# [Description of the task]
Every record must be written out once more, with nothing added or omitted.

-=-=-

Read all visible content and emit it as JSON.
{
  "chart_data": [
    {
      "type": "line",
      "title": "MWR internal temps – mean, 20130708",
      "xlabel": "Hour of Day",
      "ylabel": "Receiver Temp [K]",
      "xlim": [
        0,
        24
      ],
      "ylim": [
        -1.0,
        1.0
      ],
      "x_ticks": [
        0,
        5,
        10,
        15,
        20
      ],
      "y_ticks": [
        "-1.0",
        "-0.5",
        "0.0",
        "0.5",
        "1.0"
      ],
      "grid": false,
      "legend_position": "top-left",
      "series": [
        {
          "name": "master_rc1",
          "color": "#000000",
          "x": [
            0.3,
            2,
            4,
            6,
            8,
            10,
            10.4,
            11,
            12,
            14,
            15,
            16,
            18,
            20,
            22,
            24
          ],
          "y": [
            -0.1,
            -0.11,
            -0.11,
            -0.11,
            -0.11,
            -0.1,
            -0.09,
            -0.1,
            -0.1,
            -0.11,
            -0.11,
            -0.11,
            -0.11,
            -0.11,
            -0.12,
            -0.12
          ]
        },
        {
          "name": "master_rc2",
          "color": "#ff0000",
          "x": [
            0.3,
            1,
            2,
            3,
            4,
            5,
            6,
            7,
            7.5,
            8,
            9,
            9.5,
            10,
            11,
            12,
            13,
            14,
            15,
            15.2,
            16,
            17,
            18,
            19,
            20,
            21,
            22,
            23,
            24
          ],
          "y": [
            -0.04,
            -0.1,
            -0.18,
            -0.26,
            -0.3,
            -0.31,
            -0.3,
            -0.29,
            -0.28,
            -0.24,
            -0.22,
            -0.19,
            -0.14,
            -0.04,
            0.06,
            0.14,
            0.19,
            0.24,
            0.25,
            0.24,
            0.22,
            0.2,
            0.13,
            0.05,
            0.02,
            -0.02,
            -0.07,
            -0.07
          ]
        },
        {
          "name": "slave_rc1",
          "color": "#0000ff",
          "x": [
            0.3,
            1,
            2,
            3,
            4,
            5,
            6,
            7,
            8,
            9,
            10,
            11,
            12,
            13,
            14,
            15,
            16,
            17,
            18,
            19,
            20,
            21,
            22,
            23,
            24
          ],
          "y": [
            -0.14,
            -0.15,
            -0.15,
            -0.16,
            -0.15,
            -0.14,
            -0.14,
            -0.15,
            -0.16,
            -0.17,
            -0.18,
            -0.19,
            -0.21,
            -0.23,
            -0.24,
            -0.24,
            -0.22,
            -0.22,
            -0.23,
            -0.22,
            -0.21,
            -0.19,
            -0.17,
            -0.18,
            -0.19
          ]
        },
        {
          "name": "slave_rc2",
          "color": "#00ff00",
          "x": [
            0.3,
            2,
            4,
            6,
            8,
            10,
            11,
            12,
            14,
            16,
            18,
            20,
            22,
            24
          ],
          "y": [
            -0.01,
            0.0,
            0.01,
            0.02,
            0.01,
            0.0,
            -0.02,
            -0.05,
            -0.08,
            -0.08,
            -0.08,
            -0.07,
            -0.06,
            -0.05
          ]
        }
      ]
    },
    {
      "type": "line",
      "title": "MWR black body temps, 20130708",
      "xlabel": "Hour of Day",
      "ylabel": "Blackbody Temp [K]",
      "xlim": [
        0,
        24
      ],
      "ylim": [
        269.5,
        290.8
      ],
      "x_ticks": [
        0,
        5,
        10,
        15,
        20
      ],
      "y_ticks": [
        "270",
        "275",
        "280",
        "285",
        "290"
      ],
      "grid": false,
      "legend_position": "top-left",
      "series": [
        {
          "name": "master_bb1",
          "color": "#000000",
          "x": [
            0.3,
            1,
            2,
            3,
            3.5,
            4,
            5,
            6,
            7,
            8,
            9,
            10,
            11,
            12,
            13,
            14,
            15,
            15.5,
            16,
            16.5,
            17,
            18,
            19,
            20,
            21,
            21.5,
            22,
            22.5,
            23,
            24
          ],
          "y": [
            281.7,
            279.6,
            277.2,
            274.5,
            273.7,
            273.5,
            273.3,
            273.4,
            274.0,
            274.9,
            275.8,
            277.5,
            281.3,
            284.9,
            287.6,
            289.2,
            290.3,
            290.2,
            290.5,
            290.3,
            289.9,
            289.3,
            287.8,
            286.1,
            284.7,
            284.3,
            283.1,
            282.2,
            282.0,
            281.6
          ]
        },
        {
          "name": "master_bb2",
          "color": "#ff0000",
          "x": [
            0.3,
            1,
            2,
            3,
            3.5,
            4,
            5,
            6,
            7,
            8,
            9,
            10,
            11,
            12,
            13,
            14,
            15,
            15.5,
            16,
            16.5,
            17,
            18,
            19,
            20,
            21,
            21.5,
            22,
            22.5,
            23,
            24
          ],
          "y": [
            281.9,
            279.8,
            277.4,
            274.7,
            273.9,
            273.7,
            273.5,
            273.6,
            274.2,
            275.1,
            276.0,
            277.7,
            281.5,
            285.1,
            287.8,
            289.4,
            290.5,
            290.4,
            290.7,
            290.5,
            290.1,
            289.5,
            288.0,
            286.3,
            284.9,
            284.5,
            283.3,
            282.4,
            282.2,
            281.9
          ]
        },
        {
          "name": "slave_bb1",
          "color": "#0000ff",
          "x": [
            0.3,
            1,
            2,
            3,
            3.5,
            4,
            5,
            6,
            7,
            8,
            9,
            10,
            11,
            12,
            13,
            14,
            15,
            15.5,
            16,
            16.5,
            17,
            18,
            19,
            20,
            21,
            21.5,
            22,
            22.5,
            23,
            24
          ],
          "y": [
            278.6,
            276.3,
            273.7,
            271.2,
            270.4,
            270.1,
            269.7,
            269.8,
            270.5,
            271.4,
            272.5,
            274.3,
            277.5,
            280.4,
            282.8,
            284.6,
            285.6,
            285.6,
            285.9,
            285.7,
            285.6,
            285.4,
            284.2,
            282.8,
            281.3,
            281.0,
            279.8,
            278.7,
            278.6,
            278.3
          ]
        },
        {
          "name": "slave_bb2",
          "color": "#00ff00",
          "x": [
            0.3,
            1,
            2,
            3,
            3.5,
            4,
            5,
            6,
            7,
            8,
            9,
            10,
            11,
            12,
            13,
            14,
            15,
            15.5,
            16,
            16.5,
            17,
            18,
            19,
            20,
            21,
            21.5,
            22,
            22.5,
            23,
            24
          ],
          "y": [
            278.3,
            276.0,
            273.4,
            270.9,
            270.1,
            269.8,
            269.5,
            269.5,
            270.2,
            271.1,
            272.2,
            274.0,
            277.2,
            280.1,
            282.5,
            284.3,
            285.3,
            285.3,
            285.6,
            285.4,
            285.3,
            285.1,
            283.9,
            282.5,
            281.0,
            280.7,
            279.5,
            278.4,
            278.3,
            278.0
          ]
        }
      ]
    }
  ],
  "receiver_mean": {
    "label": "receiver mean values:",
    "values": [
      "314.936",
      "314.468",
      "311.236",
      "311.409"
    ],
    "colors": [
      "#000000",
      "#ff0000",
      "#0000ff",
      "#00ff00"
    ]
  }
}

-=-=-

# [Worked solution]
Read all visible content and emit it as JSON.
{
  "chart_data": [
    {
      "type": "line",
      "title": "MWR internal temps – mean, 20130708",
      "xlabel": "Hour of Day",
      "ylabel": "Receiver Temp [K]",
      "xlim": [
        0,
        24
      ],
      "ylim": [
        -1.0,
        1.0
      ],
      "x_ticks": [
        0,
        5,
        10,
        15,
        20
      ],
      "y_ticks": [
        "-1.0",
        "-0.5",
        "0.0",
        "0.5",
        "1.0"
      ],
      "grid": false,
      "legend_position": "top-left",
      "series": [
        {
          "name": "master_rc1",
          "color": "#000000",
          "x": [
            0.3,
            2,
            4,
            6,
            8,
            10,
            10.4,
            11,
            12,
            14,
            15,
            16,
            18,
            20,
            22,
            24
          ],
          "y": [
            -0.1,
            -0.11,
            -0.11,
            -0.11,
            -0.11,
            -0.1,
            -0.09,
            -0.1,
            -0.1,
            -0.11,
            -0.11,
            -0.11,
            -0.11,
            -0.11,
            -0.12,
            -0.12
          ]
        },
        {
          "name": "master_rc2",
          "color": "#ff0000",
          "x": [
            0.3,
            1,
            2,
            3,
            4,
            5,
            6,
            7,
            7.5,
            8,
            9,
            9.5,
            10,
            11,
            12,
            13,
            14,
            15,
            15.2,
            16,
            17,
            18,
            19,
            20,
            21,
            22,
            23,
            24
          ],
          "y": [
            -0.04,
            -0.1,
            -0.18,
            -0.26,
            -0.3,
            -0.31,
            -0.3,
            -0.29,
            -0.28,
            -0.24,
            -0.22,
            -0.19,
            -0.14,
            -0.04,
            0.06,
            0.14,
            0.19,
            0.24,
            0.25,
            0.24,
            0.22,
            0.2,
            0.13,
            0.05,
            0.02,
            -0.02,
            -0.07,
            -0.07
          ]
        },
        {
          "name": "slave_rc1",
          "color": "#0000ff",
          "x": [
            0.3,
            1,
            2,
            3,
            4,
            5,
            6,
            7,
            8,
            9,
            10,
            11,
            12,
            13,
            14,
            15,
            16,
            17,
            18,
            19,
            20,
            21,
            22,
            23,
            24
          ],
          "y": [
            -0.14,
            -0.15,
            -0.15,
            -0.16,
            -0.15,
            -0.14,
            -0.14,
            -0.15,
            -0.16,
            -0.17,
            -0.18,
            -0.19,
            -0.21,
            -0.23,
            -0.24,
            -0.24,
            -0.22,
            -0.22,
            -0.23,
            -0.22,
            -0.21,
            -0.19,
            -0.17,
            -0.18,
            -0.19
          ]
        },
        {
          "name": "slave_rc2",
          "color": "#00ff00",
          "x": [
            0.3,
            2,
            4,
            6,
            8,
            10,
            11,
            12,
            14,
            16,
            18,
            20,
            22,
            24
          ],
          "y": [
            -0.01,
            0.0,
            0.01,
            0.02,
            0.01,
            0.0,
            -0.02,
            -0.05,
            -0.08,
            -0.08,
            -0.08,
            -0.07,
            -0.06,
            -0.05
          ]
        }
      ]
    },
    {
      "type": "line",
      "title": "MWR black body temps, 20130708",
      "xlabel": "Hour of Day",
      "ylabel": "Blackbody Temp [K]",
      "xlim": [
        0,
        24
      ],
      "ylim": [
        269.5,
        290.8
      ],
      "x_ticks": [
        0,
        5,
        10,
        15,
        20
      ],
      "y_ticks": [
        "270",
        "275",
        "280",
        "285",
        "290"
      ],
      "grid": false,
      "legend_position": "top-left",
      "series": [
        {
          "name": "master_bb1",
          "color": "#000000",
          "x": [
            0.3,
            1,
            2,
            3,
            3.5,
            4,
            5,
            6,
            7,
            8,
            9,
            10,
            11,
            12,
            13,
            14,
            15,
            15.5,
            16,
            16.5,
            17,
            18,
            19,
            20,
            21,
            21.5,
            22,
            22.5,
            23,
            24
          ],
          "y": [
            281.7,
            279.6,
            277.2,
            274.5,
            273.7,
            273.5,
            273.3,
            273.4,
            274.0,
            274.9,
            275.8,
            277.5,
            281.3,
            284.9,
            287.6,
            289.2,
            290.3,
            290.2,
            290.5,
            290.3,
            289.9,
            289.3,
            287.8,
            286.1,
            284.7,
            284.3,
            283.1,
            282.2,
            282.0,
            281.6
          ]
        },
        {
          "name": "master_bb2",
          "color": "#ff0000",
          "x": [
            0.3,
            1,
            2,
            3,
            3.5,
            4,
            5,
            6,
            7,
            8,
            9,
            10,
            11,
            12,
            13,
            14,
            15,
            15.5,
            16,
            16.5,
            17,
            18,
            19,
            20,
            21,
            21.5,
            22,
            22.5,
            23,
            24
          ],
          "y": [
            281.9,
            279.8,
            277.4,
            274.7,
            273.9,
            273.7,
            273.5,
            273.6,
            274.2,
            275.1,
            276.0,
            277.7,
            281.5,
            285.1,
            287.8,
            289.4,
            290.5,
            290.4,
            290.7,
            290.5,
            290.1,
            289.5,
            288.0,
            286.3,
            284.9,
            284.5,
            283.3,
            282.4,
            282.2,
            281.9
          ]
        },
        {
          "name": "slave_bb1",
          "color": "#0000ff",
          "x": [
            0.3,
            1,
            2,
            3,
            3.5,
            4,
            5,
            6,
            7,
            8,
            9,
            10,
            11,
            12,
            13,
            14,
            15,
            15.5,
            16,
            16.5,
            17,
            18,
            19,
            20,
            21,
            21.5,
            22,
            22.5,
            23,
            24
          ],
          "y": [
            278.6,
            276.3,
            273.7,
            271.2,
            270.4,
            270.1,
            269.7,
            269.8,
            270.5,
            271.4,
            272.5,
            274.3,
            277.5,
            280.4,
            282.8,
            284.6,
            285.6,
            285.6,
            285.9,
            285.7,
            285.6,
            285.4,
            284.2,
            282.8,
            281.3,
            281.0,
            279.8,
            278.7,
            278.6,
            278.3
          ]
        },
        {
          "name": "slave_bb2",
          "color": "#00ff00",
          "x": [
            0.3,
            1,
            2,
            3,
            3.5,
            4,
            5,
            6,
            7,
            8,
            9,
            10,
            11,
            12,
            13,
            14,
            15,
            15.5,
            16,
            16.5,
            17,
            18,
            19,
            20,
            21,
            21.5,
            22,
            22.5,
            23,
            24
          ],
          "y": [
            278.3,
            276.0,
            273.4,
            270.9,
            270.1,
            269.8,
            269.5,
            269.5,
            270.2,
            271.1,
            272.2,
            274.0,
            277.2,
            280.1,
            282.5,
            284.3,
            285.3,
            285.3,
            285.6,
            285.4,
            285.3,
            285.1,
            283.9,
            282.5,
            281.0,
            280.7,
            279.5,
            278.4,
            278.3,
            278.0
          ]
        }
      ]
    }
  ],
  "receiver_mean": {
    "label": "receiver mean values:",
    "values": [
      "314.936",
      "314.468",
      "311.236",
      "311.409"
    ],
    "colors": [
      "#000000",
      "#ff0000",
      "#0000ff",
      "#00ff00"
    ]
  }
}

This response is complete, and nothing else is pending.